#### Provided passage
Sunday, October 2, 2011

New Temple Announcements

So new temples were announced in General Conference for Kinshasa, Congo; Barranquilla, Columbia; Durban, South Africa; Star Valley, Wyoming; and Provo, Utah (which already has a temple, and will get a new one with the recently burned Tabernacle being rebuilt as a temple).  We were also reminded that the church is building a temple in Paris, France (which was announced about 2 months ago).

I'm excited for these temples.  I love that the continent of Africa is going from having 3 temples to 5 temples.  I also love that Star Valley, Wyoming (near Jackson Hole) is getting a temple.  I was up there about a month ago and found out that Afton, Wyoming has a Tabernacle.  Maybe the new temple will be built near that Tabernacle.  I am glad that Wyoming will finally have a temple.  I'd have guessed that a temple would be built near Casper so that it would be by Martin's Cove, but Star Valley probably has a larger Mormon population.

#### Record extracts
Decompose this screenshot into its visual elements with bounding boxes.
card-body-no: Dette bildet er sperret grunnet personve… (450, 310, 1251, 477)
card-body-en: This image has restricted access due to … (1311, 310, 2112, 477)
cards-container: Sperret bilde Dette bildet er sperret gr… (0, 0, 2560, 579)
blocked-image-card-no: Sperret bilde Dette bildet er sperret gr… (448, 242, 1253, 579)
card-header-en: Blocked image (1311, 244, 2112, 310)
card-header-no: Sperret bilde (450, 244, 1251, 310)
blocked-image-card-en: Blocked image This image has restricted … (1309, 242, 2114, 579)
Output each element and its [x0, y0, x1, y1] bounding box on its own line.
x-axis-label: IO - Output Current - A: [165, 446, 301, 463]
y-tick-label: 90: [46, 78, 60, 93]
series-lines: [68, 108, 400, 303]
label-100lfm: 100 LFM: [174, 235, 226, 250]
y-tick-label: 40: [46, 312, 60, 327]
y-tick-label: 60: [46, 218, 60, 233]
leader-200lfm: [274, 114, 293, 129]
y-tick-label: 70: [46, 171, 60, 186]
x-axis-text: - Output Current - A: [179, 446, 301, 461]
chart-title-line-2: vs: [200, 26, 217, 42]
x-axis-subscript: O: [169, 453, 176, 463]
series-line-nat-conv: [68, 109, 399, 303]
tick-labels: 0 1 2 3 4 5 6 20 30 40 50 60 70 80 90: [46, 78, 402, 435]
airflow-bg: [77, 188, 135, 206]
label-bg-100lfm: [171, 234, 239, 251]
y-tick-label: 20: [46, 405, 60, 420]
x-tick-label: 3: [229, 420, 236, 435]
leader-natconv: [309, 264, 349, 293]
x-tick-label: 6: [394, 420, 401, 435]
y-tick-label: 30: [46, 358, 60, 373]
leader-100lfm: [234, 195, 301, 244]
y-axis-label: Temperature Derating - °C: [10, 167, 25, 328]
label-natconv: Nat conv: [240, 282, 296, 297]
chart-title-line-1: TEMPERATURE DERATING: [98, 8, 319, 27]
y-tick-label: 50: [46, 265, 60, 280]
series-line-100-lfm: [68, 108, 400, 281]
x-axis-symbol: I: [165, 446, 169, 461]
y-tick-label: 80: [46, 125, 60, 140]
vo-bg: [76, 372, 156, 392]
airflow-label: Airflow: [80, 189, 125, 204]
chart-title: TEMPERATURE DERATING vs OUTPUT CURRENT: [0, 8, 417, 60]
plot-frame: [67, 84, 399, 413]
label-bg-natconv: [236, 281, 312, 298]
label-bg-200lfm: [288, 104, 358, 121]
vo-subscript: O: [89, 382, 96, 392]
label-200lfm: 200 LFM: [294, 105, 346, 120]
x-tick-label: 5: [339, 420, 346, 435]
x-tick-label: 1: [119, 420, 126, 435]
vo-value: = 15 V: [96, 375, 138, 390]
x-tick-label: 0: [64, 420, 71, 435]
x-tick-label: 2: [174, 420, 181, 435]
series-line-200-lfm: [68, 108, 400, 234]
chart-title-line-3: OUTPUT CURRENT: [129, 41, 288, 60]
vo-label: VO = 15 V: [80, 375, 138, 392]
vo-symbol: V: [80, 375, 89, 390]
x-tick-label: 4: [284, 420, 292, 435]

#### Objectives
1/ In the temple announcements post, restate word for word the passage between "New Temple Announcements" and "2 months ago).", inclusive.
2/ List every location that the temple announcements post says received a new temple announcement in General Conference.
3/ Summarize the temple announcements post in two sentences.

#### Task-by-task solutions
1/
New Temple Announcements

So new temples were announced in General Conference for Kinshasa, Congo; Barranquilla, Columbia; Durban, South Africa; Star Valley, Wyoming; and Provo, Utah (which already has a temple, and will get a new one with the recently burned Tabernacle being rebuilt as a temple).  We were also reminded that the church is building a temple in Paris, France (which was announced about 2 months ago).

2/
Kinshasa, Congo
Barranquilla, Columbia
Durban, South Africa
Star Valley, Wyoming
Provo, Utah

3/ General Conference announced new temples for Kinshasa, Barranquilla, Durban, Star Valley and Provo, and a temple in Paris, France was announced about two months earlier. The writer is excited that Africa will go from 3 to 5 temples and that Wyoming will finally have a temple in Star Valley, which probably has a larger Mormon population than Casper.